EXTRACTED DATA:
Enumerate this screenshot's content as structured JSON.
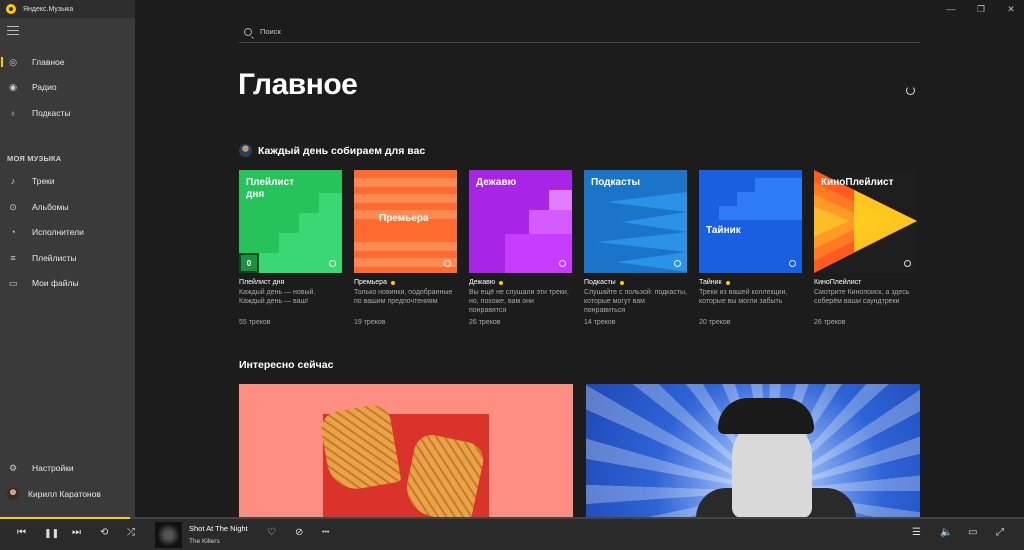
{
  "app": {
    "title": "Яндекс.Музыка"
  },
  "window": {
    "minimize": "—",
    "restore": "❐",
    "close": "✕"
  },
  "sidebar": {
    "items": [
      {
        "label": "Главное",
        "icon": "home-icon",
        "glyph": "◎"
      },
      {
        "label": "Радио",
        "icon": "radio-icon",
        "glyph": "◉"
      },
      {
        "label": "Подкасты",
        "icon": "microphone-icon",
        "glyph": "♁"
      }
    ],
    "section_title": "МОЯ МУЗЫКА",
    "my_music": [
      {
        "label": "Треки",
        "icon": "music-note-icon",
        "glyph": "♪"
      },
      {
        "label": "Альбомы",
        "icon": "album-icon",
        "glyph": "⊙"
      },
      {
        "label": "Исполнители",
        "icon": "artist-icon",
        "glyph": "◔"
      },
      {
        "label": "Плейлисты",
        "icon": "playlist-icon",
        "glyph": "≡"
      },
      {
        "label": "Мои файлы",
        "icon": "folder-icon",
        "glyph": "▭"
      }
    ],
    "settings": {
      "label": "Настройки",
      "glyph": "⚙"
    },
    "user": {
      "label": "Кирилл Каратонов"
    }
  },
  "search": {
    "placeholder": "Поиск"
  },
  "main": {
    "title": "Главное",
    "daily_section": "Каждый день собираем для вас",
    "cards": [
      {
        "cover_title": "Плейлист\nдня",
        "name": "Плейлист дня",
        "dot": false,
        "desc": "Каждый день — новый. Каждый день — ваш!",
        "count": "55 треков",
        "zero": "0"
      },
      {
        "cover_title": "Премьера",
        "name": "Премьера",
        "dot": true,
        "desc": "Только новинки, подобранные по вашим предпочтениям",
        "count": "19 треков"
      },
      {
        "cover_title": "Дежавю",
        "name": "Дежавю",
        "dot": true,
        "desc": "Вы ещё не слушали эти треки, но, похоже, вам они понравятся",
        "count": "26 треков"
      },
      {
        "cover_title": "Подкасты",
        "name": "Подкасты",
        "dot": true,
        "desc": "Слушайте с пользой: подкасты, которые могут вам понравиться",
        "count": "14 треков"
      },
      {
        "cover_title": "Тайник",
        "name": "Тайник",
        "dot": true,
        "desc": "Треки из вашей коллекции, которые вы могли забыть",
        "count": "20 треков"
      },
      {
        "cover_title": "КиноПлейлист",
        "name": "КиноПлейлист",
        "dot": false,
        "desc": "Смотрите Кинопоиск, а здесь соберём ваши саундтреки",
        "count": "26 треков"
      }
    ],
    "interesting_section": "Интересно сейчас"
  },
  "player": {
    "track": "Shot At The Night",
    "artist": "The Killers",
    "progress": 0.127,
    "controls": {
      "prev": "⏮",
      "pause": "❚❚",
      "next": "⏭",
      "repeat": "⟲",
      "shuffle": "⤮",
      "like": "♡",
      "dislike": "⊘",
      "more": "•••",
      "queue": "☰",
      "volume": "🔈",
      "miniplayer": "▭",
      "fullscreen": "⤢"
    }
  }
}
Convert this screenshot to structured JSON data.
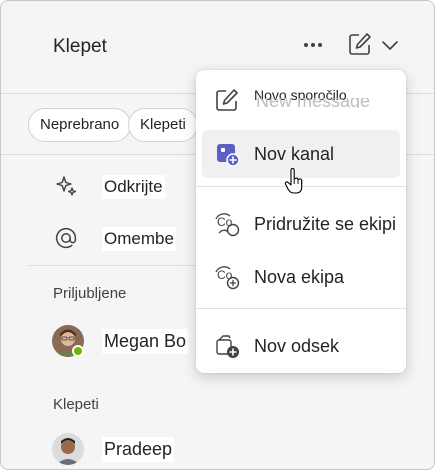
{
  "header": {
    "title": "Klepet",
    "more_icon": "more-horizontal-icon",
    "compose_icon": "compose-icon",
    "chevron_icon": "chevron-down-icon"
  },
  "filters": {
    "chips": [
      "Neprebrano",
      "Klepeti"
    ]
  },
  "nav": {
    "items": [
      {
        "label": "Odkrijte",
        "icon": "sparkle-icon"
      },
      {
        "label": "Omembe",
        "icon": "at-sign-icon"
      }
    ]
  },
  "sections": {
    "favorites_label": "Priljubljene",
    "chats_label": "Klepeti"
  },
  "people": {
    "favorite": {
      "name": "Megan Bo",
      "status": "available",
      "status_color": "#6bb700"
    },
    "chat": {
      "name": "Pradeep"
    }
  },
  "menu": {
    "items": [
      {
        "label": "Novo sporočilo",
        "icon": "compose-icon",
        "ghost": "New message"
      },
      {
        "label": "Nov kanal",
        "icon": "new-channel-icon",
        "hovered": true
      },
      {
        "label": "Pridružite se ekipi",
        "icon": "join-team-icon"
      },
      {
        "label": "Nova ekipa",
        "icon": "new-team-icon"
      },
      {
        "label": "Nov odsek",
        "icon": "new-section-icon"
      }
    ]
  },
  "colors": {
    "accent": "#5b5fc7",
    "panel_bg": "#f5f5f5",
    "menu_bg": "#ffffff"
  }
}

WHAT THIS TASK INVOLVES: Leave the pictures out and copy the rest of the data exactly.

FINAL RESULT:
Enumerate this screenshot's content as structured JSON.
{
  "app": {
    "title": "Яндекс.Музыка"
  },
  "window": {
    "minimize": "—",
    "restore": "❐",
    "close": "✕"
  },
  "sidebar": {
    "items": [
      {
        "label": "Главное",
        "icon": "home-icon",
        "glyph": "◎"
      },
      {
        "label": "Радио",
        "icon": "radio-icon",
        "glyph": "◉"
      },
      {
        "label": "Подкасты",
        "icon": "microphone-icon",
        "glyph": "♁"
      }
    ],
    "section_title": "МОЯ МУЗЫКА",
    "my_music": [
      {
        "label": "Треки",
        "icon": "music-note-icon",
        "glyph": "♪"
      },
      {
        "label": "Альбомы",
        "icon": "album-icon",
        "glyph": "⊙"
      },
      {
        "label": "Исполнители",
        "icon": "artist-icon",
        "glyph": "◔"
      },
      {
        "label": "Плейлисты",
        "icon": "playlist-icon",
        "glyph": "≡"
      },
      {
        "label": "Мои файлы",
        "icon": "folder-icon",
        "glyph": "▭"
      }
    ],
    "settings": {
      "label": "Настройки",
      "glyph": "⚙"
    },
    "user": {
      "label": "Кирилл Каратонов"
    }
  },
  "search": {
    "placeholder": "Поиск"
  },
  "main": {
    "title": "Главное",
    "daily_section": "Каждый день собираем для вас",
    "cards": [
      {
        "cover_title": "Плейлист\nдня",
        "name": "Плейлист дня",
        "dot": false,
        "desc": "Каждый день — новый. Каждый день — ваш!",
        "count": "55 треков",
        "zero": "0"
      },
      {
        "cover_title": "Премьера",
        "name": "Премьера",
        "dot": true,
        "desc": "Только новинки, подобранные по вашим предпочтениям",
        "count": "19 треков"
      },
      {
        "cover_title": "Дежавю",
        "name": "Дежавю",
        "dot": true,
        "desc": "Вы ещё не слушали эти треки, но, похоже, вам они понравятся",
        "count": "26 треков"
      },
      {
        "cover_title": "Подкасты",
        "name": "Подкасты",
        "dot": true,
        "desc": "Слушайте с пользой: подкасты, которые могут вам понравиться",
        "count": "14 треков"
      },
      {
        "cover_title": "Тайник",
        "name": "Тайник",
        "dot": true,
        "desc": "Треки из вашей коллекции, которые вы могли забыть",
        "count": "20 треков"
      },
      {
        "cover_title": "КиноПлейлист",
        "name": "КиноПлейлист",
        "dot": false,
        "desc": "Смотрите Кинопоиск, а здесь соберём ваши саундтреки",
        "count": "26 треков"
      }
    ],
    "interesting_section": "Интересно сейчас"
  },
  "player": {
    "track": "Shot At The Night",
    "artist": "The Killers",
    "progress": 0.127,
    "controls": {
      "prev": "⏮",
      "pause": "❚❚",
      "next": "⏭",
      "repeat": "⟲",
      "shuffle": "⤮",
      "like": "♡",
      "dislike": "⊘",
      "more": "•••",
      "queue": "☰",
      "volume": "🔈",
      "miniplayer": "▭",
      "fullscreen": "⤢"
    }
  }
}
Convert this screenshot to structured JSON data.
{
  "header": {
    "title": "Klepet",
    "more_icon": "more-horizontal-icon",
    "compose_icon": "compose-icon",
    "chevron_icon": "chevron-down-icon"
  },
  "filters": {
    "chips": [
      "Neprebrano",
      "Klepeti"
    ]
  },
  "nav": {
    "items": [
      {
        "label": "Odkrijte",
        "icon": "sparkle-icon"
      },
      {
        "label": "Omembe",
        "icon": "at-sign-icon"
      }
    ]
  },
  "sections": {
    "favorites_label": "Priljubljene",
    "chats_label": "Klepeti"
  },
  "people": {
    "favorite": {
      "name": "Megan Bo",
      "status": "available",
      "status_color": "#6bb700"
    },
    "chat": {
      "name": "Pradeep"
    }
  },
  "menu": {
    "items": [
      {
        "label": "Novo sporočilo",
        "icon": "compose-icon",
        "ghost": "New message"
      },
      {
        "label": "Nov kanal",
        "icon": "new-channel-icon",
        "hovered": true
      },
      {
        "label": "Pridružite se ekipi",
        "icon": "join-team-icon"
      },
      {
        "label": "Nova ekipa",
        "icon": "new-team-icon"
      },
      {
        "label": "Nov odsek",
        "icon": "new-section-icon"
      }
    ]
  },
  "colors": {
    "accent": "#5b5fc7",
    "panel_bg": "#f5f5f5",
    "menu_bg": "#ffffff"
  }
}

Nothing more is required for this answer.